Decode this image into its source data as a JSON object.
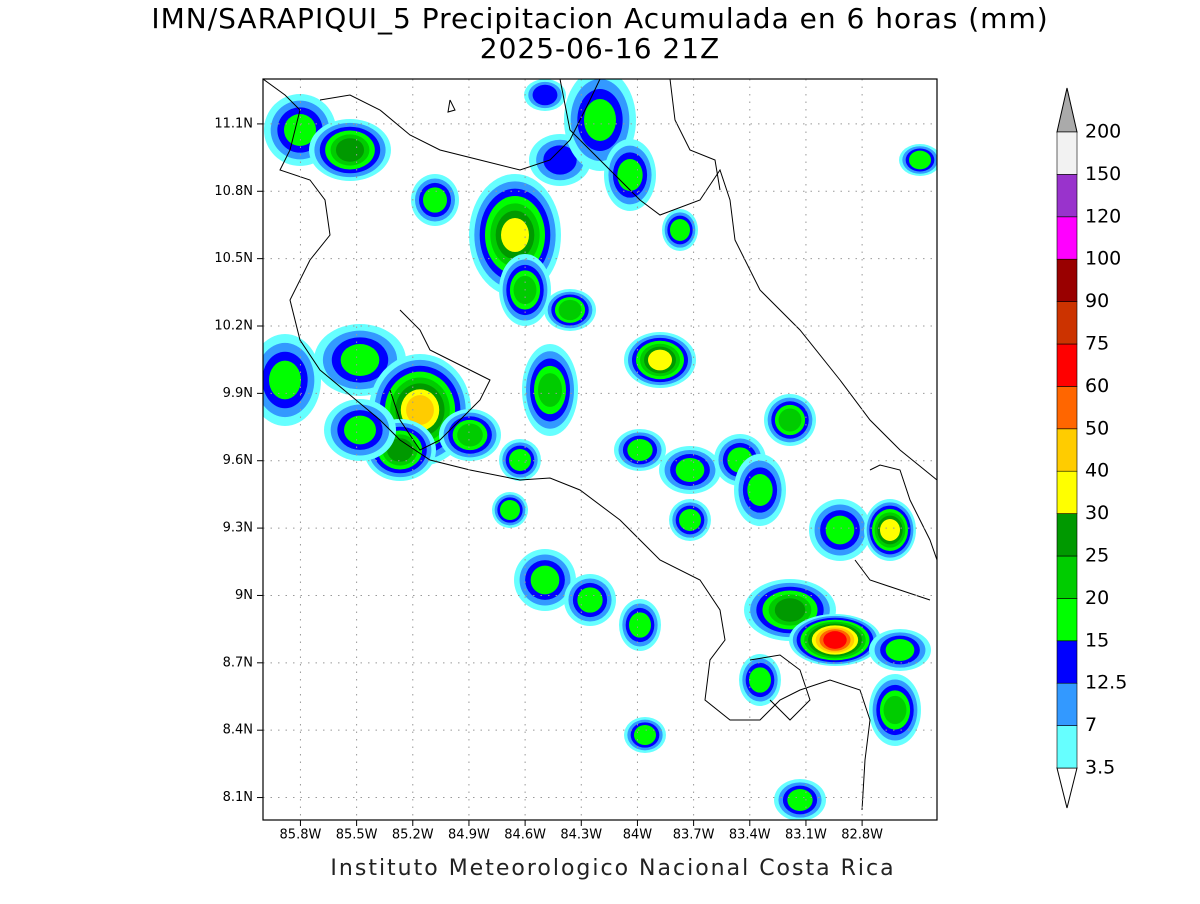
{
  "map": {
    "title": "IMN/SARAPIQUI_5 Precipitacion Acumulada en 6 horas (mm)",
    "subtitle": "2025-06-16 21Z",
    "footer": "Instituto Meteorologico Nacional Costa Rica",
    "xlim": [
      -86.0,
      -82.4
    ],
    "ylim": [
      8.0,
      11.3
    ],
    "xticks": [
      {
        "value": -85.8,
        "label": "85.8W"
      },
      {
        "value": -85.5,
        "label": "85.5W"
      },
      {
        "value": -85.2,
        "label": "85.2W"
      },
      {
        "value": -84.9,
        "label": "84.9W"
      },
      {
        "value": -84.6,
        "label": "84.6W"
      },
      {
        "value": -84.3,
        "label": "84.3W"
      },
      {
        "value": -84.0,
        "label": "84W"
      },
      {
        "value": -83.7,
        "label": "83.7W"
      },
      {
        "value": -83.4,
        "label": "83.4W"
      },
      {
        "value": -83.1,
        "label": "83.1W"
      },
      {
        "value": -82.8,
        "label": "82.8W"
      }
    ],
    "yticks": [
      {
        "value": 8.1,
        "label": "8.1N"
      },
      {
        "value": 8.4,
        "label": "8.4N"
      },
      {
        "value": 8.7,
        "label": "8.7N"
      },
      {
        "value": 9.0,
        "label": "9N"
      },
      {
        "value": 9.3,
        "label": "9.3N"
      },
      {
        "value": 9.6,
        "label": "9.6N"
      },
      {
        "value": 9.9,
        "label": "9.9N"
      },
      {
        "value": 10.2,
        "label": "10.2N"
      },
      {
        "value": 10.5,
        "label": "10.5N"
      },
      {
        "value": 10.8,
        "label": "10.8N"
      },
      {
        "value": 11.1,
        "label": "11.1N"
      }
    ],
    "grid": true,
    "colorbar": {
      "levels": [
        3.5,
        7,
        12.5,
        15,
        20,
        25,
        30,
        40,
        50,
        60,
        75,
        90,
        100,
        120,
        150,
        200
      ],
      "colors": [
        "#66ffff",
        "#3399ff",
        "#0000ff",
        "#00ff00",
        "#00cc00",
        "#009900",
        "#ffff00",
        "#ffcc00",
        "#ff6600",
        "#ff0000",
        "#cc3300",
        "#990000",
        "#ff00ff",
        "#9933cc",
        "#f2f2f2"
      ],
      "under_color": "#ffffff",
      "over_color": "#aaaaaa"
    }
  }
}
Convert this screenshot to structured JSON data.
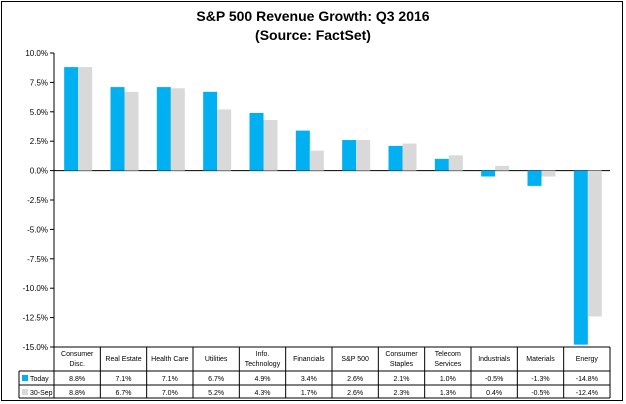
================================
> [To do]: Using the records above, copy every line that has the word "data" in it.

> [The result]:
Decode this image into its source data as a JSON object.
Convert this screenshot to structured JSON data.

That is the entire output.